**TASK INPUTS**
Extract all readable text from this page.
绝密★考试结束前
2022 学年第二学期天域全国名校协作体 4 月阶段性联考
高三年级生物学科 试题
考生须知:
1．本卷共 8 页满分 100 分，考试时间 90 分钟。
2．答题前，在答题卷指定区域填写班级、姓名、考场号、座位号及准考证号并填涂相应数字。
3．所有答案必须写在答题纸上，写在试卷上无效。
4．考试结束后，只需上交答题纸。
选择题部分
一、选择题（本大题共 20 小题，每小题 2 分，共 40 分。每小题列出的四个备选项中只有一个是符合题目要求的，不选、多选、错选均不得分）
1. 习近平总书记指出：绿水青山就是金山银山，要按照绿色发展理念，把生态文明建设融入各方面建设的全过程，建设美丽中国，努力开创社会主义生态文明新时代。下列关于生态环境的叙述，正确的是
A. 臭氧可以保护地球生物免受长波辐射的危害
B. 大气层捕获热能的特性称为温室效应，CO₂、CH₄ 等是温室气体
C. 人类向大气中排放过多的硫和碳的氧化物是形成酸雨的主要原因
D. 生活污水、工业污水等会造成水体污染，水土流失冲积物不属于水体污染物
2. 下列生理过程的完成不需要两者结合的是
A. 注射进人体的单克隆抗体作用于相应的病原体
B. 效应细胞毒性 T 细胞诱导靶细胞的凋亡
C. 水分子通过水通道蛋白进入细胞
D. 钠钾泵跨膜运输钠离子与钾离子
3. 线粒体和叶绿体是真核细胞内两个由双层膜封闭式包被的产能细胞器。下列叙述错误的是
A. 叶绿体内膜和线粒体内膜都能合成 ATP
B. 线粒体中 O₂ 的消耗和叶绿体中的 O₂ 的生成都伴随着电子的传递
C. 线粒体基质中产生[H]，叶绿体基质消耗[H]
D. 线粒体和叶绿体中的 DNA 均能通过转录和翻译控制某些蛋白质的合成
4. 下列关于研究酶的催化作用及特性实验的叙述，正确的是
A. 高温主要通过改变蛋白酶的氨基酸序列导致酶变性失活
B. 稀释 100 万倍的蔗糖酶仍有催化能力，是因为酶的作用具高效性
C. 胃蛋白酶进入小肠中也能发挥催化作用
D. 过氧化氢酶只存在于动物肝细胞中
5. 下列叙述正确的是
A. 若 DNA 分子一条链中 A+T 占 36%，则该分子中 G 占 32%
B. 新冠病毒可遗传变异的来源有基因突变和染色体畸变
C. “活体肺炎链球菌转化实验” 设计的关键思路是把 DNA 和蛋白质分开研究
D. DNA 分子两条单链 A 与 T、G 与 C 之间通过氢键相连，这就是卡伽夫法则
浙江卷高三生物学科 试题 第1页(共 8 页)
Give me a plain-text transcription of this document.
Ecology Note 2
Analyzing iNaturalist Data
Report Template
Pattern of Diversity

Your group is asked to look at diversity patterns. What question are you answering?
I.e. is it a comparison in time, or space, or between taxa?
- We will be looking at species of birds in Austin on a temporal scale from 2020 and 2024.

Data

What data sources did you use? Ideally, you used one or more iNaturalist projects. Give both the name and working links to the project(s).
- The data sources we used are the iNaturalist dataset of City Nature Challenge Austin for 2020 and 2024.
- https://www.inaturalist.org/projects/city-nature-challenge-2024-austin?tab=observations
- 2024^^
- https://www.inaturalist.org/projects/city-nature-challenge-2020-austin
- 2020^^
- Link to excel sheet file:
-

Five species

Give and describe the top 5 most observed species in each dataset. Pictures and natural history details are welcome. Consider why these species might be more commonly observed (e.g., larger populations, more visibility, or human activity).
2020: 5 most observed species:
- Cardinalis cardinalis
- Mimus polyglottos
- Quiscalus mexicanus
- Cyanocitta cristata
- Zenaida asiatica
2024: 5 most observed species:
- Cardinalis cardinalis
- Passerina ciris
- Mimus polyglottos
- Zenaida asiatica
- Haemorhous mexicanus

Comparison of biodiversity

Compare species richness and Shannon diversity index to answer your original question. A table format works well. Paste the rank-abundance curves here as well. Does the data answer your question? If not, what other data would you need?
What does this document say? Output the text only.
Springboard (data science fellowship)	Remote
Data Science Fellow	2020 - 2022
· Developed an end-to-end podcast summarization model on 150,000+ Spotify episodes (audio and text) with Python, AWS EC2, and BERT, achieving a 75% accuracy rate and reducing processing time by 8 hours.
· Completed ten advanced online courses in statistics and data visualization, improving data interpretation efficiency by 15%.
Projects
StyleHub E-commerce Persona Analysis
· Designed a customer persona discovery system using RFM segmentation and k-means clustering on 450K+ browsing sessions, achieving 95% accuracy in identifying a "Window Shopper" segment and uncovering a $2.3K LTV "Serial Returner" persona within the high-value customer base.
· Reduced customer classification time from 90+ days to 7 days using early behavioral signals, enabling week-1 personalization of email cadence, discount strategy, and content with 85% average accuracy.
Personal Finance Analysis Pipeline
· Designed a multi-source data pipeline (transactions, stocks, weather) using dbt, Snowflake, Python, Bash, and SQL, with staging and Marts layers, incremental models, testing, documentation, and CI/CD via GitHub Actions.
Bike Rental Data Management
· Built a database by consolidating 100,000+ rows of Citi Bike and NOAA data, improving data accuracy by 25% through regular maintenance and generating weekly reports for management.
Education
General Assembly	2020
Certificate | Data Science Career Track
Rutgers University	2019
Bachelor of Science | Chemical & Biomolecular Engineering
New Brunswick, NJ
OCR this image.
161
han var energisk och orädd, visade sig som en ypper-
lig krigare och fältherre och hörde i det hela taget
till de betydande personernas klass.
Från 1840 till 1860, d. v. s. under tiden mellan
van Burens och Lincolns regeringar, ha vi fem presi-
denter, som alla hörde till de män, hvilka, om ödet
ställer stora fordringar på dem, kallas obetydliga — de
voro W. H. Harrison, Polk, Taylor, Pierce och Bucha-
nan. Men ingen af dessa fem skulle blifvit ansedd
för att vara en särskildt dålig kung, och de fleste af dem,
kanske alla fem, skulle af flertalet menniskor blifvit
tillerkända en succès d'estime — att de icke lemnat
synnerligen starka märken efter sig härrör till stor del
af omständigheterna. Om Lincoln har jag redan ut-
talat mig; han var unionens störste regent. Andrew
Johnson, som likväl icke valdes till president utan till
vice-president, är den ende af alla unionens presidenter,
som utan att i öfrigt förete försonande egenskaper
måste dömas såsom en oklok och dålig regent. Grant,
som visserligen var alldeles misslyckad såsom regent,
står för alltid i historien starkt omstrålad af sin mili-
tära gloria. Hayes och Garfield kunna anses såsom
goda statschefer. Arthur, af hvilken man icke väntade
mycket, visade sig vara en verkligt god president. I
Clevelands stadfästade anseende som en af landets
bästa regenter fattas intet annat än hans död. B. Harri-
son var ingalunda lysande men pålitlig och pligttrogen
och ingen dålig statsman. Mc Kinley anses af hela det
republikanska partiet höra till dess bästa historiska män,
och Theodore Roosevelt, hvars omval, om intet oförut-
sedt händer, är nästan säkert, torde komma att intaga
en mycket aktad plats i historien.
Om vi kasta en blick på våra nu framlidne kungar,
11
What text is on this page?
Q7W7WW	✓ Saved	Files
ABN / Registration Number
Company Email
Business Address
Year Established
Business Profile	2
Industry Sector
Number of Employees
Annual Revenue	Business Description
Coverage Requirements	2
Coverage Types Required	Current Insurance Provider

**WHAT IS NEEDED**
Go through the preceding material and copy each line that has the word "visade".

**PROBLEM SOLUTION**
han var energisk och orädd, visade sig som en ypper-
mycket, visade sig vara en verkligt god president. I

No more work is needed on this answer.